• _Records to use_
— BEGIN —

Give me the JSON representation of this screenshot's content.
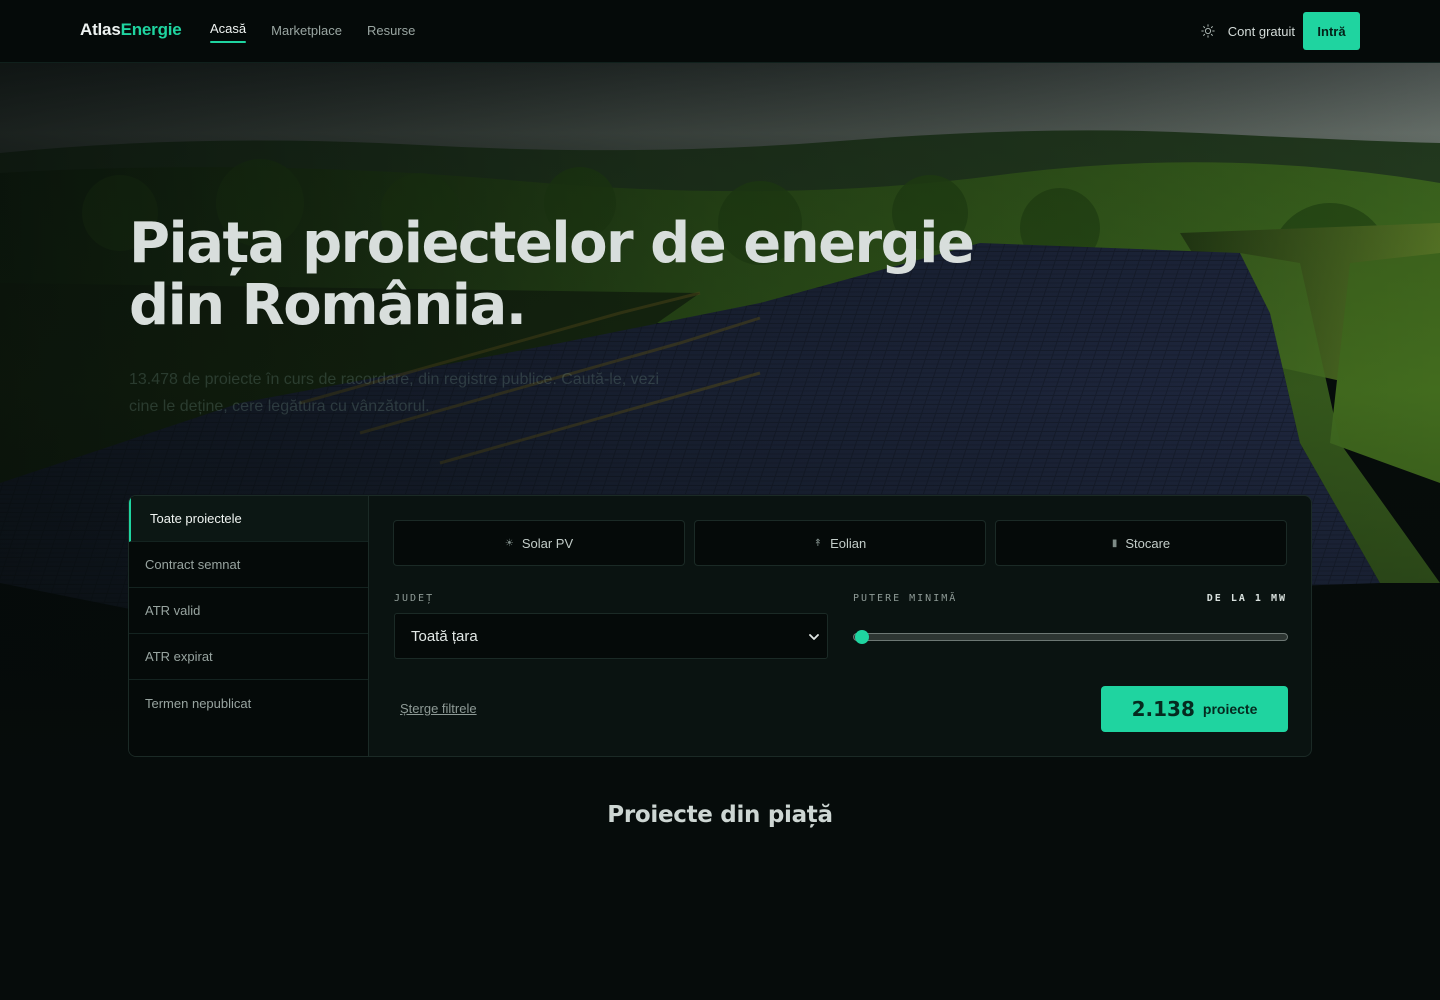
{
  "nav": {
    "logo_part1": "Atlas",
    "logo_part2": "Energie",
    "links": [
      {
        "label": "Acasă",
        "active": true
      },
      {
        "label": "Marketplace",
        "active": false
      },
      {
        "label": "Resurse",
        "active": false
      }
    ],
    "theme_icon": "sun-icon",
    "cont_label": "Cont gratuit",
    "login_label": "Intră"
  },
  "hero": {
    "title_line1": "Piața proiectelor de energie",
    "title_line2": "din România.",
    "subtitle": "13.478 de proiecte în curs de racordare, din registre publice. Caută-le, vezi cine le deține, cere legătura cu vânzătorul."
  },
  "filters": {
    "status_items": [
      {
        "label": "Toate proiectele",
        "active": true
      },
      {
        "label": "Contract semnat",
        "active": false
      },
      {
        "label": "ATR valid",
        "active": false
      },
      {
        "label": "ATR expirat",
        "active": false
      },
      {
        "label": "Termen nepublicat",
        "active": false
      }
    ],
    "types": [
      {
        "label": "Solar PV",
        "icon": "sun-icon",
        "glyph": "☀"
      },
      {
        "label": "Eolian",
        "icon": "wind-turbine-icon",
        "glyph": "↟"
      },
      {
        "label": "Stocare",
        "icon": "battery-icon",
        "glyph": "▮"
      }
    ],
    "judet_label": "JUDEȚ",
    "judet_value": "Toată țara",
    "putere_label": "PUTERE MINIMĂ",
    "putere_value_label": "DE LA 1 MW",
    "putere_min_mw": 1,
    "clear_label": "Șterge filtrele",
    "count_value": "2.138",
    "count_label": "proiecte"
  },
  "section": {
    "title": "Proiecte din piață"
  },
  "colors": {
    "accent": "#1fd4a0",
    "background": "#060c0b",
    "panel": "#0a1311"
  }
}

— END —

• _What needs to be done_
Leave out the pictures and repeat everything else in the records exactly.

• _Finished task_
Give me the JSON representation of this screenshot's content.
{
  "nav": {
    "logo_part1": "Atlas",
    "logo_part2": "Energie",
    "links": [
      {
        "label": "Acasă",
        "active": true
      },
      {
        "label": "Marketplace",
        "active": false
      },
      {
        "label": "Resurse",
        "active": false
      }
    ],
    "theme_icon": "sun-icon",
    "cont_label": "Cont gratuit",
    "login_label": "Intră"
  },
  "hero": {
    "title_line1": "Piața proiectelor de energie",
    "title_line2": "din România.",
    "subtitle": "13.478 de proiecte în curs de racordare, din registre publice. Caută-le, vezi cine le deține, cere legătura cu vânzătorul."
  },
  "filters": {
    "status_items": [
      {
        "label": "Toate proiectele",
        "active": true
      },
      {
        "label": "Contract semnat",
        "active": false
      },
      {
        "label": "ATR valid",
        "active": false
      },
      {
        "label": "ATR expirat",
        "active": false
      },
      {
        "label": "Termen nepublicat",
        "active": false
      }
    ],
    "types": [
      {
        "label": "Solar PV",
        "icon": "sun-icon",
        "glyph": "☀"
      },
      {
        "label": "Eolian",
        "icon": "wind-turbine-icon",
        "glyph": "↟"
      },
      {
        "label": "Stocare",
        "icon": "battery-icon",
        "glyph": "▮"
      }
    ],
    "judet_label": "JUDEȚ",
    "judet_value": "Toată țara",
    "putere_label": "PUTERE MINIMĂ",
    "putere_value_label": "DE LA 1 MW",
    "putere_min_mw": 1,
    "clear_label": "Șterge filtrele",
    "count_value": "2.138",
    "count_label": "proiecte"
  },
  "section": {
    "title": "Proiecte din piață"
  },
  "colors": {
    "accent": "#1fd4a0",
    "background": "#060c0b",
    "panel": "#0a1311"
  }
}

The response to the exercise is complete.